## RECORDS FOR THIS EXERCISE
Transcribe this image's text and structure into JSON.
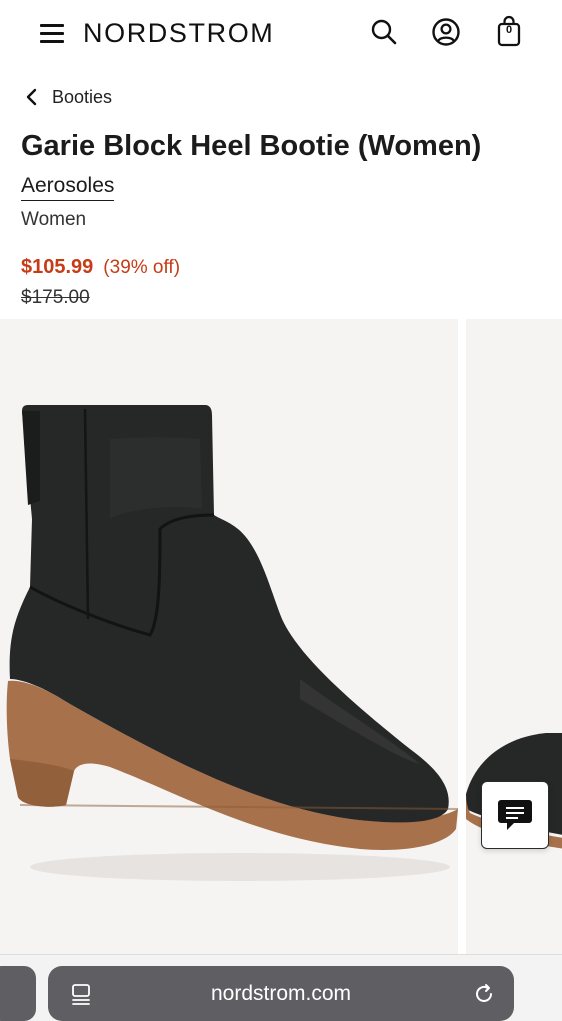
{
  "header": {
    "brand": "NORDSTROM",
    "menu_icon": "hamburger-menu-icon",
    "search_icon": "search-icon",
    "account_icon": "account-icon",
    "bag_icon": "shopping-bag-icon",
    "bag_count": "0"
  },
  "breadcrumb": {
    "label": "Booties",
    "icon": "chevron-left-icon"
  },
  "product": {
    "title": "Garie Block Heel Bootie (Women)",
    "brand": "Aerosoles",
    "category": "Women",
    "price_sale": "$105.99",
    "discount": "(39% off)",
    "price_original": "$175.00"
  },
  "chat": {
    "icon": "chat-bubble-icon"
  },
  "browser": {
    "url": "nordstrom.com",
    "page_icon": "page-menu-icon",
    "reload_icon": "reload-icon"
  },
  "colors": {
    "sale_red": "#c63c16",
    "text": "#1b1b1b",
    "image_bg": "#f5f4f3",
    "browser_pill": "#5f5f63"
  }
}
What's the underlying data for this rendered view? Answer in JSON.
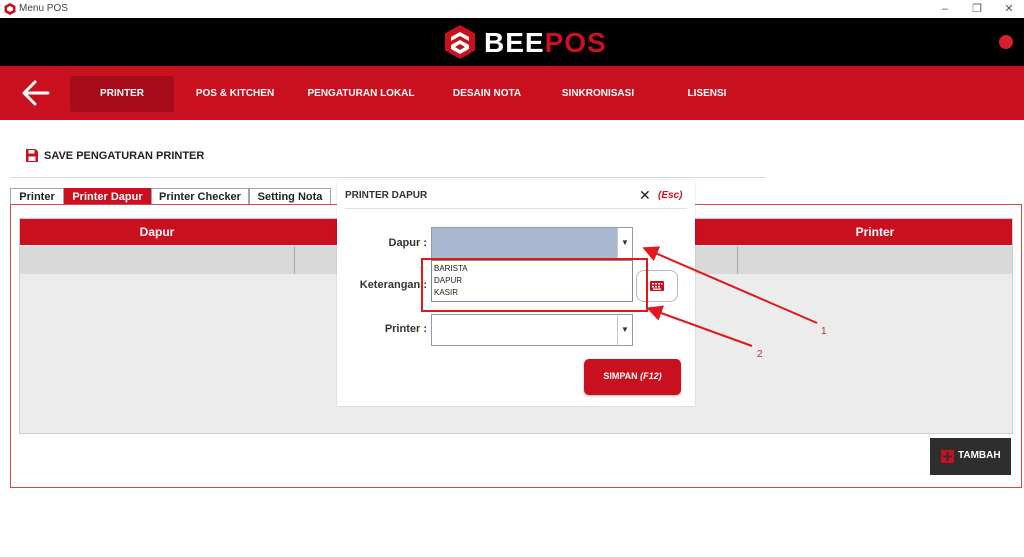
{
  "window": {
    "title": "Menu POS"
  },
  "brand": {
    "part1": "BEE",
    "part2": "POS"
  },
  "nav": {
    "tabs": [
      {
        "label": "PRINTER",
        "active": true
      },
      {
        "label": "POS & KITCHEN"
      },
      {
        "label": "PENGATURAN LOKAL"
      },
      {
        "label": "DESAIN NOTA"
      },
      {
        "label": "SINKRONISASI"
      },
      {
        "label": "LISENSI"
      }
    ]
  },
  "save_label": "SAVE PENGATURAN PRINTER",
  "subtabs": [
    {
      "label": "Printer"
    },
    {
      "label": "Printer Dapur",
      "active": true
    },
    {
      "label": "Printer Checker"
    },
    {
      "label": "Setting Nota"
    }
  ],
  "grid": {
    "columns": [
      "Dapur",
      "Printer"
    ]
  },
  "tambah_label": "TAMBAH",
  "dialog": {
    "title": "PRINTER DAPUR",
    "close_label": "(Esc)",
    "fields": {
      "dapur_label": "Dapur :",
      "keterangan_label": "Keterangan :",
      "printer_label": "Printer :"
    },
    "dapur_options": [
      "BARISTA",
      "DAPUR",
      "KASIR"
    ],
    "save_label": "SIMPAN",
    "save_shortcut": "(F12)"
  },
  "annotations": [
    "1",
    "2"
  ],
  "colors": {
    "accent": "#c8101e",
    "header": "#000000",
    "nav_active": "#a50b18",
    "annotation": "#e0191e"
  }
}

## AIM OF THE TASK
Quote the entries in full. Any image among them is to be omitted from the copy.

## TASK RESPONSE
Transcribe this image's text and structure into JSON.
{
  "header": {
    "brand": "NORDSTROM",
    "menu_icon": "hamburger-menu-icon",
    "search_icon": "search-icon",
    "account_icon": "account-icon",
    "bag_icon": "shopping-bag-icon",
    "bag_count": "0"
  },
  "breadcrumb": {
    "label": "Booties",
    "icon": "chevron-left-icon"
  },
  "product": {
    "title": "Garie Block Heel Bootie (Women)",
    "brand": "Aerosoles",
    "category": "Women",
    "price_sale": "$105.99",
    "discount": "(39% off)",
    "price_original": "$175.00"
  },
  "chat": {
    "icon": "chat-bubble-icon"
  },
  "browser": {
    "url": "nordstrom.com",
    "page_icon": "page-menu-icon",
    "reload_icon": "reload-icon"
  },
  "colors": {
    "sale_red": "#c63c16",
    "text": "#1b1b1b",
    "image_bg": "#f5f4f3",
    "browser_pill": "#5f5f63"
  }
}
What's the underlying data for this rendered view? Answer in JSON.
{
  "window": {
    "title": "Menu POS"
  },
  "brand": {
    "part1": "BEE",
    "part2": "POS"
  },
  "nav": {
    "tabs": [
      {
        "label": "PRINTER",
        "active": true
      },
      {
        "label": "POS & KITCHEN"
      },
      {
        "label": "PENGATURAN LOKAL"
      },
      {
        "label": "DESAIN NOTA"
      },
      {
        "label": "SINKRONISASI"
      },
      {
        "label": "LISENSI"
      }
    ]
  },
  "save_label": "SAVE PENGATURAN PRINTER",
  "subtabs": [
    {
      "label": "Printer"
    },
    {
      "label": "Printer Dapur",
      "active": true
    },
    {
      "label": "Printer Checker"
    },
    {
      "label": "Setting Nota"
    }
  ],
  "grid": {
    "columns": [
      "Dapur",
      "Printer"
    ]
  },
  "tambah_label": "TAMBAH",
  "dialog": {
    "title": "PRINTER DAPUR",
    "close_label": "(Esc)",
    "fields": {
      "dapur_label": "Dapur :",
      "keterangan_label": "Keterangan :",
      "printer_label": "Printer :"
    },
    "dapur_options": [
      "BARISTA",
      "DAPUR",
      "KASIR"
    ],
    "save_label": "SIMPAN",
    "save_shortcut": "(F12)"
  },
  "annotations": [
    "1",
    "2"
  ],
  "colors": {
    "accent": "#c8101e",
    "header": "#000000",
    "nav_active": "#a50b18",
    "annotation": "#e0191e"
  }
}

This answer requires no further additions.